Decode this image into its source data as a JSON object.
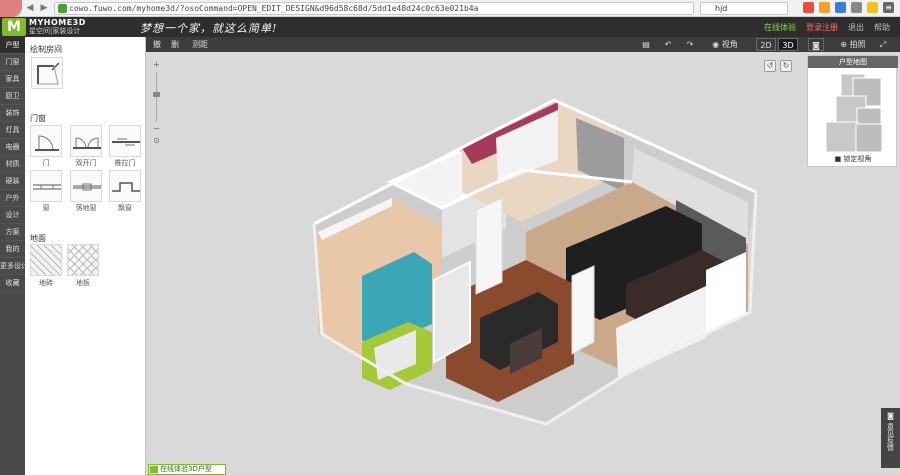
{
  "browser": {
    "url": "cowo.fuwo.com/myhome3d/?osoCommand=OPEN_EDIT_DESIGN&d96d58c68d/5dd1e48d24c0c63e021b4a",
    "search_value": "hjd",
    "back_glyph": "◀",
    "forward_glyph": "▶",
    "menu_glyph": "≡"
  },
  "header": {
    "brand": "MYHOME3D",
    "brand_sub": "星空间|家装设计",
    "slogan": "梦想一个家，就这么简单!",
    "links": [
      "在线体验",
      "登录注册",
      "退出",
      "帮助"
    ]
  },
  "left_nav": {
    "items": [
      "户型",
      "门窗",
      "家具",
      "厨卫",
      "装饰",
      "灯具",
      "电器",
      "材质",
      "硬装",
      "户外",
      "设计",
      "方案",
      "我的",
      "更多设计",
      "收藏"
    ]
  },
  "panel": {
    "section_draw": "绘制房间",
    "section_doors": "门窗",
    "section_floor": "地面",
    "doors": [
      "门",
      "双开门",
      "推拉门",
      "窗",
      "落地窗",
      "飘窗"
    ],
    "floor": [
      "地砖",
      "地板"
    ]
  },
  "toolbar": {
    "left_buttons": [
      "撤",
      "删",
      "测距"
    ],
    "view_label": "视角",
    "mode_2d": "2D",
    "mode_3d": "3D",
    "right_labels": [
      "拍照",
      "全屏"
    ]
  },
  "canvas": {
    "zoom_plus": "+",
    "zoom_minus": "−",
    "zoom_reset": "⊙",
    "rotate_left": "↺",
    "rotate_right": "↻"
  },
  "minimap": {
    "title": "户型地图",
    "lock_label": "锁定视角"
  },
  "footer": {
    "badge": "在线体验3D户型",
    "feedback": "意见反馈"
  }
}
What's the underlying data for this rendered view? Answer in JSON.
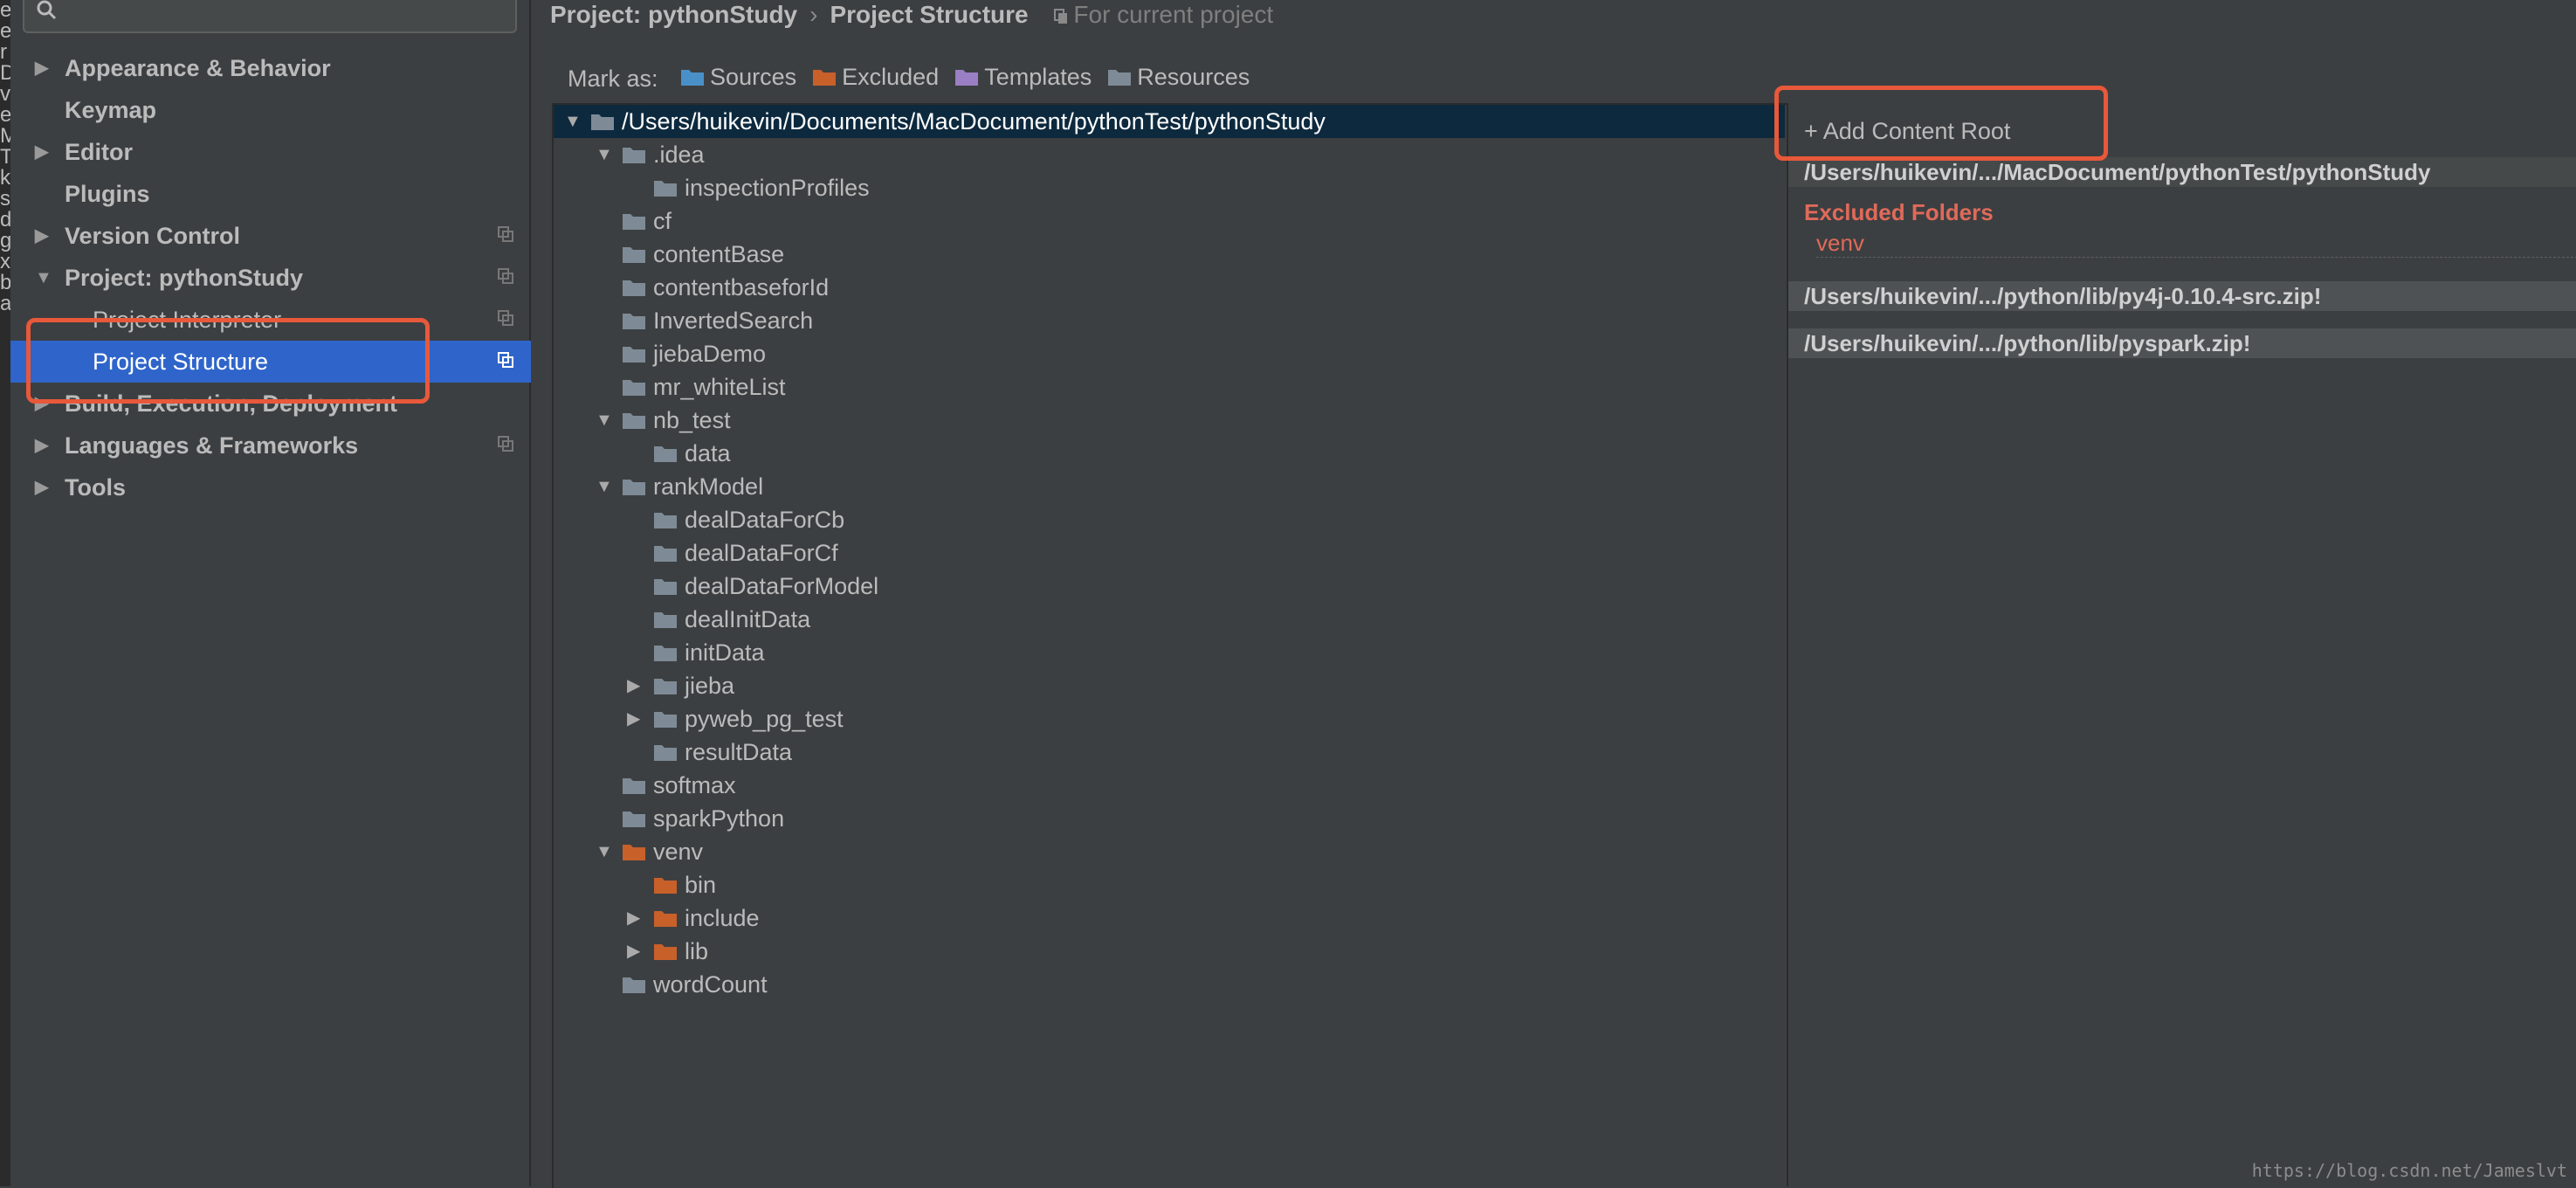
{
  "left_edge": [
    "e",
    "e",
    "r",
    "D",
    "v",
    "e",
    "M",
    "T",
    "k",
    "s",
    "d",
    "g",
    "x",
    "b",
    "a"
  ],
  "sidebar": {
    "search_placeholder": "",
    "items": [
      {
        "label": "Appearance & Behavior",
        "arrow": "▶",
        "level": 0
      },
      {
        "label": "Keymap",
        "arrow": "",
        "level": 0
      },
      {
        "label": "Editor",
        "arrow": "▶",
        "level": 0
      },
      {
        "label": "Plugins",
        "arrow": "",
        "level": 0
      },
      {
        "label": "Version Control",
        "arrow": "▶",
        "level": 0
      },
      {
        "label": "Project: pythonStudy",
        "arrow": "▼",
        "level": 0
      },
      {
        "label": "Project Interpreter",
        "arrow": "",
        "level": 1
      },
      {
        "label": "Project Structure",
        "arrow": "",
        "level": 1,
        "selected": true
      },
      {
        "label": "Build, Execution, Deployment",
        "arrow": "▶",
        "level": 0
      },
      {
        "label": "Languages & Frameworks",
        "arrow": "▶",
        "level": 0
      },
      {
        "label": "Tools",
        "arrow": "▶",
        "level": 0
      }
    ]
  },
  "breadcrumb": {
    "project": "Project: pythonStudy",
    "separator": "›",
    "page": "Project Structure",
    "scope": "For current project"
  },
  "mark_as": {
    "label": "Mark as:",
    "options": [
      {
        "label": "Sources",
        "color": "#4a90c8"
      },
      {
        "label": "Excluded",
        "color": "#c8602a"
      },
      {
        "label": "Templates",
        "color": "#9a7fc4"
      },
      {
        "label": "Resources",
        "color": "#7e8b96"
      }
    ]
  },
  "tree": [
    {
      "name": "/Users/huikevin/Documents/MacDocument/pythonTest/pythonStudy",
      "depth": 0,
      "toggle": "▼",
      "selected": true,
      "color": "#7e8b96"
    },
    {
      "name": ".idea",
      "depth": 1,
      "toggle": "▼",
      "color": "#7e8b96"
    },
    {
      "name": "inspectionProfiles",
      "depth": 2,
      "toggle": "",
      "color": "#7e8b96"
    },
    {
      "name": "cf",
      "depth": 1,
      "toggle": "",
      "color": "#7e8b96"
    },
    {
      "name": "contentBase",
      "depth": 1,
      "toggle": "",
      "color": "#7e8b96"
    },
    {
      "name": "contentbaseforId",
      "depth": 1,
      "toggle": "",
      "color": "#7e8b96"
    },
    {
      "name": "InvertedSearch",
      "depth": 1,
      "toggle": "",
      "color": "#7e8b96"
    },
    {
      "name": "jiebaDemo",
      "depth": 1,
      "toggle": "",
      "color": "#7e8b96"
    },
    {
      "name": "mr_whiteList",
      "depth": 1,
      "toggle": "",
      "color": "#7e8b96"
    },
    {
      "name": "nb_test",
      "depth": 1,
      "toggle": "▼",
      "color": "#7e8b96"
    },
    {
      "name": "data",
      "depth": 2,
      "toggle": "",
      "color": "#7e8b96"
    },
    {
      "name": "rankModel",
      "depth": 1,
      "toggle": "▼",
      "color": "#7e8b96"
    },
    {
      "name": "dealDataForCb",
      "depth": 2,
      "toggle": "",
      "color": "#7e8b96"
    },
    {
      "name": "dealDataForCf",
      "depth": 2,
      "toggle": "",
      "color": "#7e8b96"
    },
    {
      "name": "dealDataForModel",
      "depth": 2,
      "toggle": "",
      "color": "#7e8b96"
    },
    {
      "name": "dealInitData",
      "depth": 2,
      "toggle": "",
      "color": "#7e8b96"
    },
    {
      "name": "initData",
      "depth": 2,
      "toggle": "",
      "color": "#7e8b96"
    },
    {
      "name": "jieba",
      "depth": 2,
      "toggle": "▶",
      "color": "#7e8b96"
    },
    {
      "name": "pyweb_pg_test",
      "depth": 2,
      "toggle": "▶",
      "color": "#7e8b96"
    },
    {
      "name": "resultData",
      "depth": 2,
      "toggle": "",
      "color": "#7e8b96"
    },
    {
      "name": "softmax",
      "depth": 1,
      "toggle": "",
      "color": "#7e8b96"
    },
    {
      "name": "sparkPython",
      "depth": 1,
      "toggle": "",
      "color": "#7e8b96"
    },
    {
      "name": "venv",
      "depth": 1,
      "toggle": "▼",
      "color": "#c8602a"
    },
    {
      "name": "bin",
      "depth": 2,
      "toggle": "",
      "color": "#c8602a"
    },
    {
      "name": "include",
      "depth": 2,
      "toggle": "▶",
      "color": "#c8602a"
    },
    {
      "name": "lib",
      "depth": 2,
      "toggle": "▶",
      "color": "#c8602a"
    },
    {
      "name": "wordCount",
      "depth": 1,
      "toggle": "",
      "color": "#7e8b96"
    }
  ],
  "content_roots": {
    "add_label": "+ Add Content Root",
    "main_root": "/Users/huikevin/.../MacDocument/pythonTest/pythonStudy",
    "excluded_title": "Excluded Folders",
    "excluded_items": [
      "venv"
    ],
    "other_roots": [
      "/Users/huikevin/.../python/lib/py4j-0.10.4-src.zip!",
      "/Users/huikevin/.../python/lib/pyspark.zip!"
    ]
  },
  "watermark": "https://blog.csdn.net/Jameslvt",
  "accent_colors": {
    "selection": "#2f65ca",
    "highlight_box": "#e8583a",
    "excluded": "#e06a5a"
  }
}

▶ **Challenge**
Write the material out again exactly as it appears, dropping the pictures.

▶ **Worked solution**
Decode this image into its source data as a JSON object.
{
  "browser": {
    "url": "cowo.fuwo.com/myhome3d/?osoCommand=OPEN_EDIT_DESIGN&d96d58c68d/5dd1e48d24c0c63e021b4a",
    "search_value": "hjd",
    "back_glyph": "◀",
    "forward_glyph": "▶",
    "menu_glyph": "≡"
  },
  "header": {
    "brand": "MYHOME3D",
    "brand_sub": "星空间|家装设计",
    "slogan": "梦想一个家，就这么简单!",
    "links": [
      "在线体验",
      "登录注册",
      "退出",
      "帮助"
    ]
  },
  "left_nav": {
    "items": [
      "户型",
      "门窗",
      "家具",
      "厨卫",
      "装饰",
      "灯具",
      "电器",
      "材质",
      "硬装",
      "户外",
      "设计",
      "方案",
      "我的",
      "更多设计",
      "收藏"
    ]
  },
  "panel": {
    "section_draw": "绘制房间",
    "section_doors": "门窗",
    "section_floor": "地面",
    "doors": [
      "门",
      "双开门",
      "推拉门",
      "窗",
      "落地窗",
      "飘窗"
    ],
    "floor": [
      "地砖",
      "地板"
    ]
  },
  "toolbar": {
    "left_buttons": [
      "撤",
      "删",
      "测距"
    ],
    "view_label": "视角",
    "mode_2d": "2D",
    "mode_3d": "3D",
    "right_labels": [
      "拍照",
      "全屏"
    ]
  },
  "canvas": {
    "zoom_plus": "+",
    "zoom_minus": "−",
    "zoom_reset": "⊙",
    "rotate_left": "↺",
    "rotate_right": "↻"
  },
  "minimap": {
    "title": "户型地图",
    "lock_label": "锁定视角"
  },
  "footer": {
    "badge": "在线体验3D户型",
    "feedback": "意见反馈"
  }
}
What's the underlying data for this rendered view? Answer in JSON.
{
  "left_edge": [
    "e",
    "e",
    "r",
    "D",
    "v",
    "e",
    "M",
    "T",
    "k",
    "s",
    "d",
    "g",
    "x",
    "b",
    "a"
  ],
  "sidebar": {
    "search_placeholder": "",
    "items": [
      {
        "label": "Appearance & Behavior",
        "arrow": "▶",
        "level": 0
      },
      {
        "label": "Keymap",
        "arrow": "",
        "level": 0
      },
      {
        "label": "Editor",
        "arrow": "▶",
        "level": 0
      },
      {
        "label": "Plugins",
        "arrow": "",
        "level": 0
      },
      {
        "label": "Version Control",
        "arrow": "▶",
        "level": 0
      },
      {
        "label": "Project: pythonStudy",
        "arrow": "▼",
        "level": 0
      },
      {
        "label": "Project Interpreter",
        "arrow": "",
        "level": 1
      },
      {
        "label": "Project Structure",
        "arrow": "",
        "level": 1,
        "selected": true
      },
      {
        "label": "Build, Execution, Deployment",
        "arrow": "▶",
        "level": 0
      },
      {
        "label": "Languages & Frameworks",
        "arrow": "▶",
        "level": 0
      },
      {
        "label": "Tools",
        "arrow": "▶",
        "level": 0
      }
    ]
  },
  "breadcrumb": {
    "project": "Project: pythonStudy",
    "separator": "›",
    "page": "Project Structure",
    "scope": "For current project"
  },
  "mark_as": {
    "label": "Mark as:",
    "options": [
      {
        "label": "Sources",
        "color": "#4a90c8"
      },
      {
        "label": "Excluded",
        "color": "#c8602a"
      },
      {
        "label": "Templates",
        "color": "#9a7fc4"
      },
      {
        "label": "Resources",
        "color": "#7e8b96"
      }
    ]
  },
  "tree": [
    {
      "name": "/Users/huikevin/Documents/MacDocument/pythonTest/pythonStudy",
      "depth": 0,
      "toggle": "▼",
      "selected": true,
      "color": "#7e8b96"
    },
    {
      "name": ".idea",
      "depth": 1,
      "toggle": "▼",
      "color": "#7e8b96"
    },
    {
      "name": "inspectionProfiles",
      "depth": 2,
      "toggle": "",
      "color": "#7e8b96"
    },
    {
      "name": "cf",
      "depth": 1,
      "toggle": "",
      "color": "#7e8b96"
    },
    {
      "name": "contentBase",
      "depth": 1,
      "toggle": "",
      "color": "#7e8b96"
    },
    {
      "name": "contentbaseforId",
      "depth": 1,
      "toggle": "",
      "color": "#7e8b96"
    },
    {
      "name": "InvertedSearch",
      "depth": 1,
      "toggle": "",
      "color": "#7e8b96"
    },
    {
      "name": "jiebaDemo",
      "depth": 1,
      "toggle": "",
      "color": "#7e8b96"
    },
    {
      "name": "mr_whiteList",
      "depth": 1,
      "toggle": "",
      "color": "#7e8b96"
    },
    {
      "name": "nb_test",
      "depth": 1,
      "toggle": "▼",
      "color": "#7e8b96"
    },
    {
      "name": "data",
      "depth": 2,
      "toggle": "",
      "color": "#7e8b96"
    },
    {
      "name": "rankModel",
      "depth": 1,
      "toggle": "▼",
      "color": "#7e8b96"
    },
    {
      "name": "dealDataForCb",
      "depth": 2,
      "toggle": "",
      "color": "#7e8b96"
    },
    {
      "name": "dealDataForCf",
      "depth": 2,
      "toggle": "",
      "color": "#7e8b96"
    },
    {
      "name": "dealDataForModel",
      "depth": 2,
      "toggle": "",
      "color": "#7e8b96"
    },
    {
      "name": "dealInitData",
      "depth": 2,
      "toggle": "",
      "color": "#7e8b96"
    },
    {
      "name": "initData",
      "depth": 2,
      "toggle": "",
      "color": "#7e8b96"
    },
    {
      "name": "jieba",
      "depth": 2,
      "toggle": "▶",
      "color": "#7e8b96"
    },
    {
      "name": "pyweb_pg_test",
      "depth": 2,
      "toggle": "▶",
      "color": "#7e8b96"
    },
    {
      "name": "resultData",
      "depth": 2,
      "toggle": "",
      "color": "#7e8b96"
    },
    {
      "name": "softmax",
      "depth": 1,
      "toggle": "",
      "color": "#7e8b96"
    },
    {
      "name": "sparkPython",
      "depth": 1,
      "toggle": "",
      "color": "#7e8b96"
    },
    {
      "name": "venv",
      "depth": 1,
      "toggle": "▼",
      "color": "#c8602a"
    },
    {
      "name": "bin",
      "depth": 2,
      "toggle": "",
      "color": "#c8602a"
    },
    {
      "name": "include",
      "depth": 2,
      "toggle": "▶",
      "color": "#c8602a"
    },
    {
      "name": "lib",
      "depth": 2,
      "toggle": "▶",
      "color": "#c8602a"
    },
    {
      "name": "wordCount",
      "depth": 1,
      "toggle": "",
      "color": "#7e8b96"
    }
  ],
  "content_roots": {
    "add_label": "+ Add Content Root",
    "main_root": "/Users/huikevin/.../MacDocument/pythonTest/pythonStudy",
    "excluded_title": "Excluded Folders",
    "excluded_items": [
      "venv"
    ],
    "other_roots": [
      "/Users/huikevin/.../python/lib/py4j-0.10.4-src.zip!",
      "/Users/huikevin/.../python/lib/pyspark.zip!"
    ]
  },
  "watermark": "https://blog.csdn.net/Jameslvt",
  "accent_colors": {
    "selection": "#2f65ca",
    "highlight_box": "#e8583a",
    "excluded": "#e06a5a"
  }
}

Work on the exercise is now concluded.